→ PROBLEM DESCRIPTION: Every record must be transcribed in its entirety, apart from the images, which are to be omitted.

---------- DATA SECTION

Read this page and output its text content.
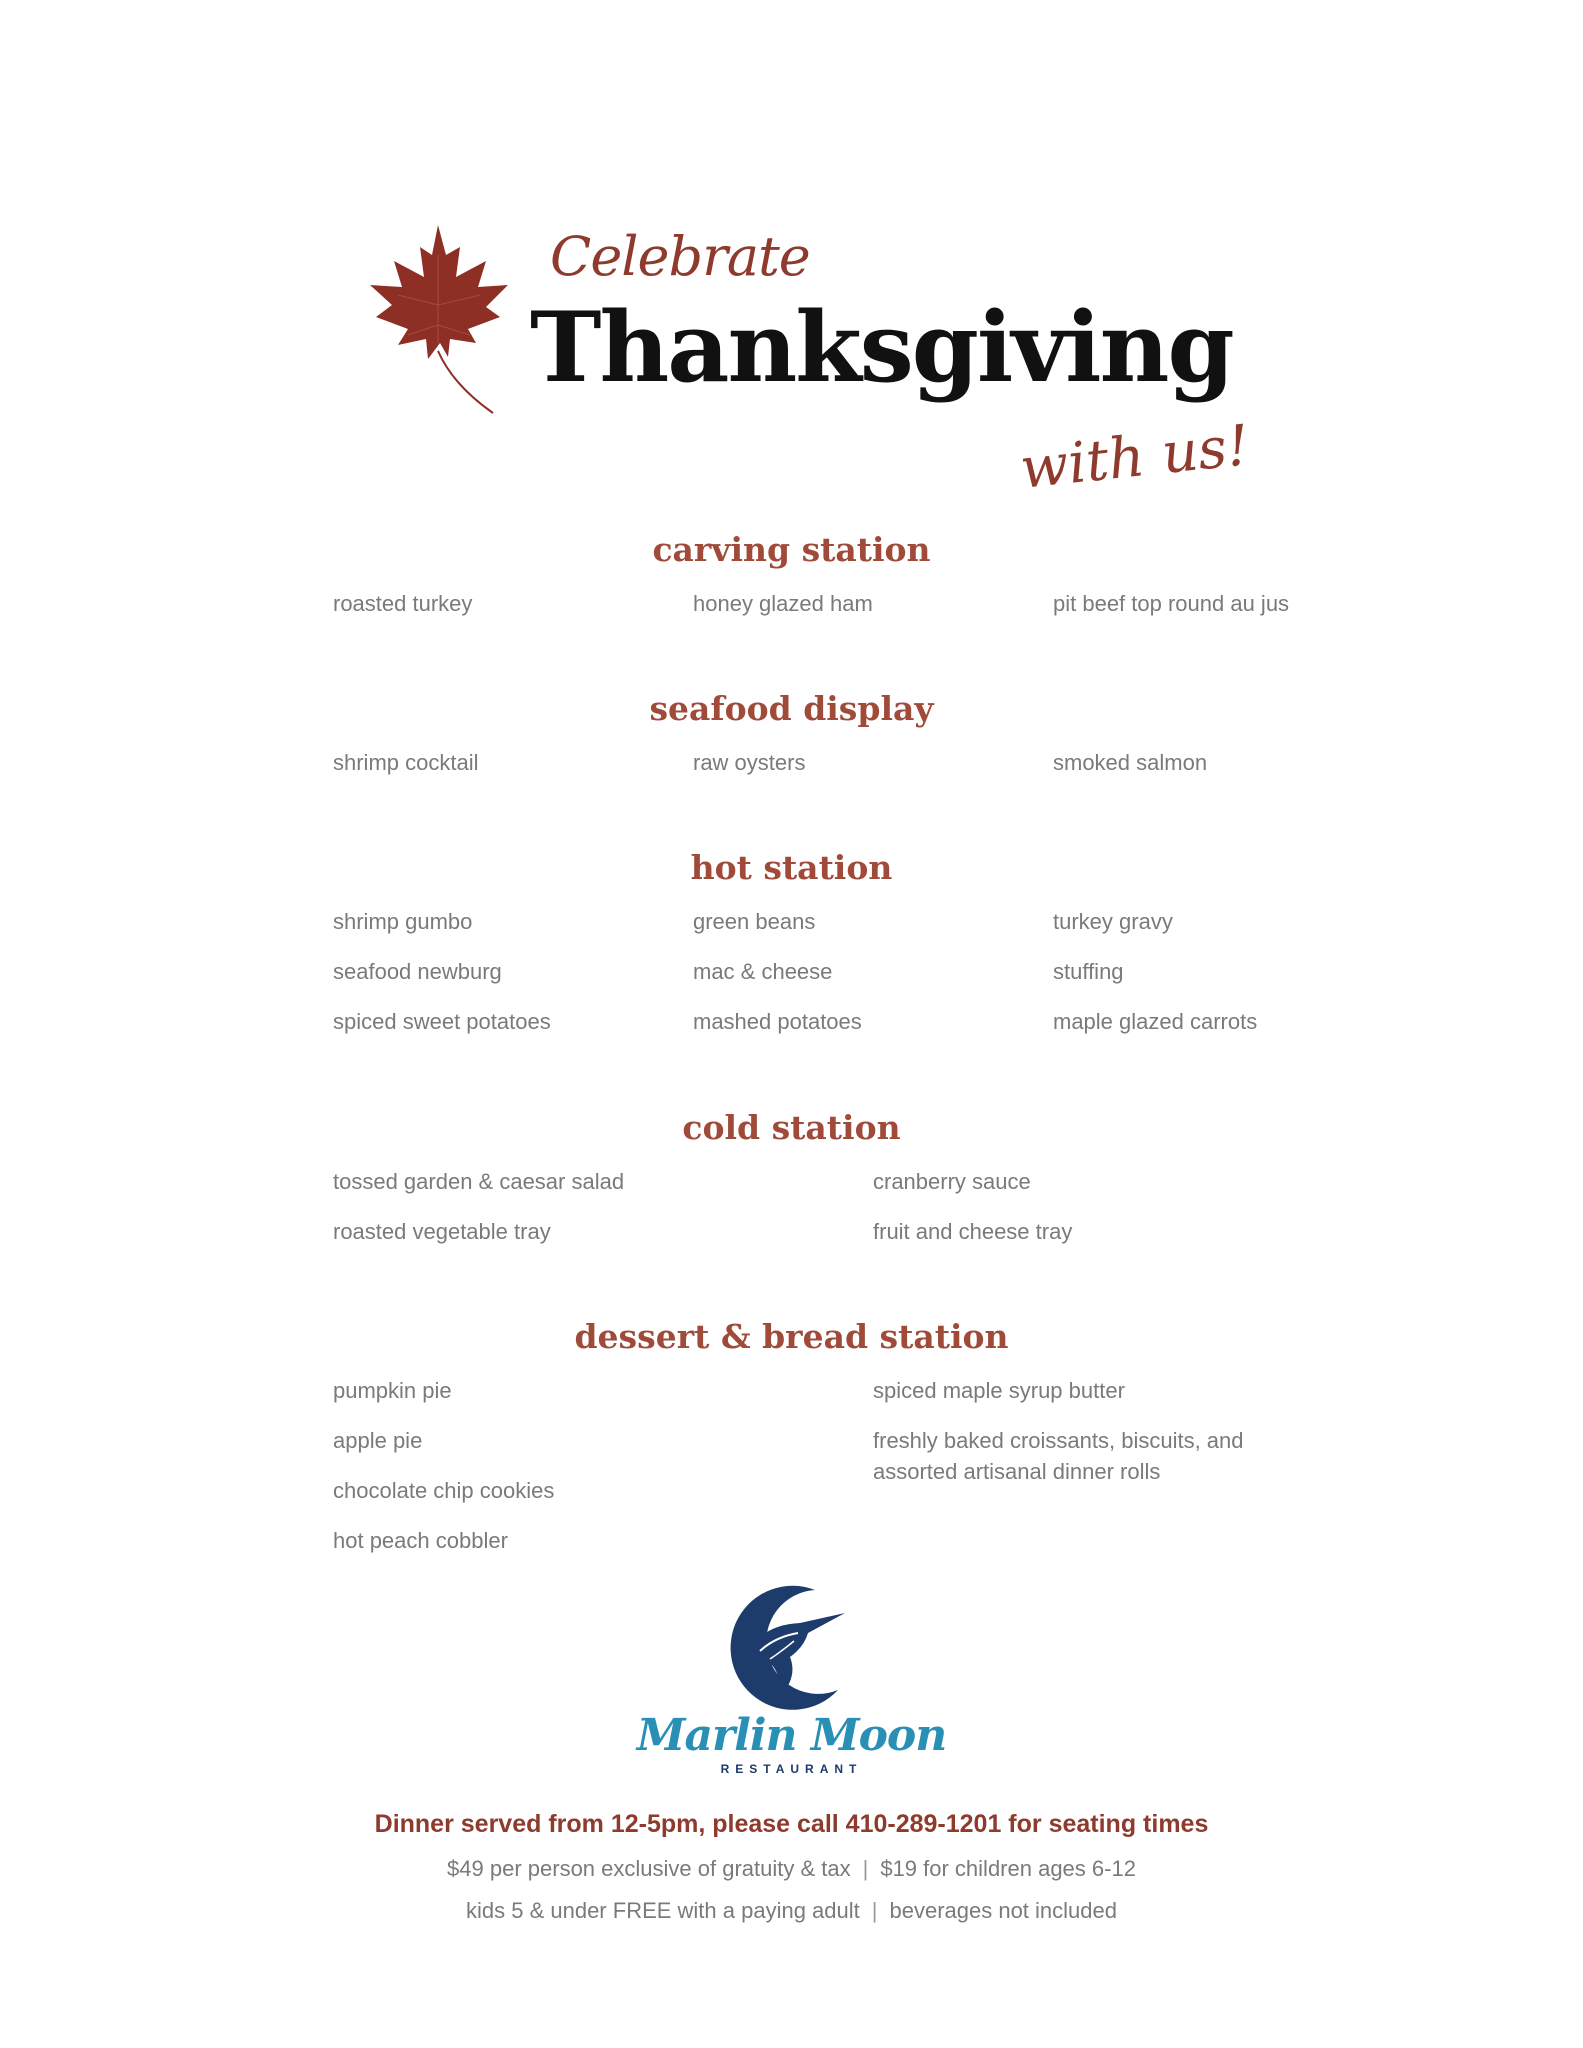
Celebrate
Thanksgiving
with us!
carving station
roasted turkey	honey glazed ham	pit beef top round au jus
seafood display
shrimp cocktail	raw oysters	smoked salmon
hot station
shrimp gumbo	green beans	turkey gravy
seafood newburg	mac & cheese	stuffing
spiced sweet potatoes	mashed potatoes	maple glazed carrots
cold station
tossed garden & caesar salad	cranberry sauce
roasted vegetable tray	fruit and cheese tray
dessert & bread station
pumpkin pie	spiced maple syrup butter
apple pie	freshly baked croissants, biscuits, and
assorted artisanal dinner rolls
chocolate chip cookies
hot peach cobbler
Marlin Moon
RESTAURANT
Dinner served from 12-5pm, please call 410-289-1201 for seating times
$49 per person exclusive of gratuity & tax | $19 for children ages 6-12
kids 5 & under FREE with a paying adult | beverages not included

--------------------

→ PROBLEM SOLUTION:
Read this page and output its text content.
Celebrate
Thanksgiving
with us!
carving station
roasted turkey	honey glazed ham	pit beef top round au jus
seafood display
shrimp cocktail	raw oysters	smoked salmon
hot station
shrimp gumbo	green beans	turkey gravy
seafood newburg	mac & cheese	stuffing
spiced sweet potatoes	mashed potatoes	maple glazed carrots
cold station
tossed garden & caesar salad	cranberry sauce
roasted vegetable tray	fruit and cheese tray
dessert & bread station
pumpkin pie	spiced maple syrup butter
apple pie	freshly baked croissants, biscuits, and
assorted artisanal dinner rolls
chocolate chip cookies
hot peach cobbler
Marlin Moon
RESTAURANT
Dinner served from 12-5pm, please call 410-289-1201 for seating times
$49 per person exclusive of gratuity & tax | $19 for children ages 6-12
kids 5 & under FREE with a paying adult | beverages not included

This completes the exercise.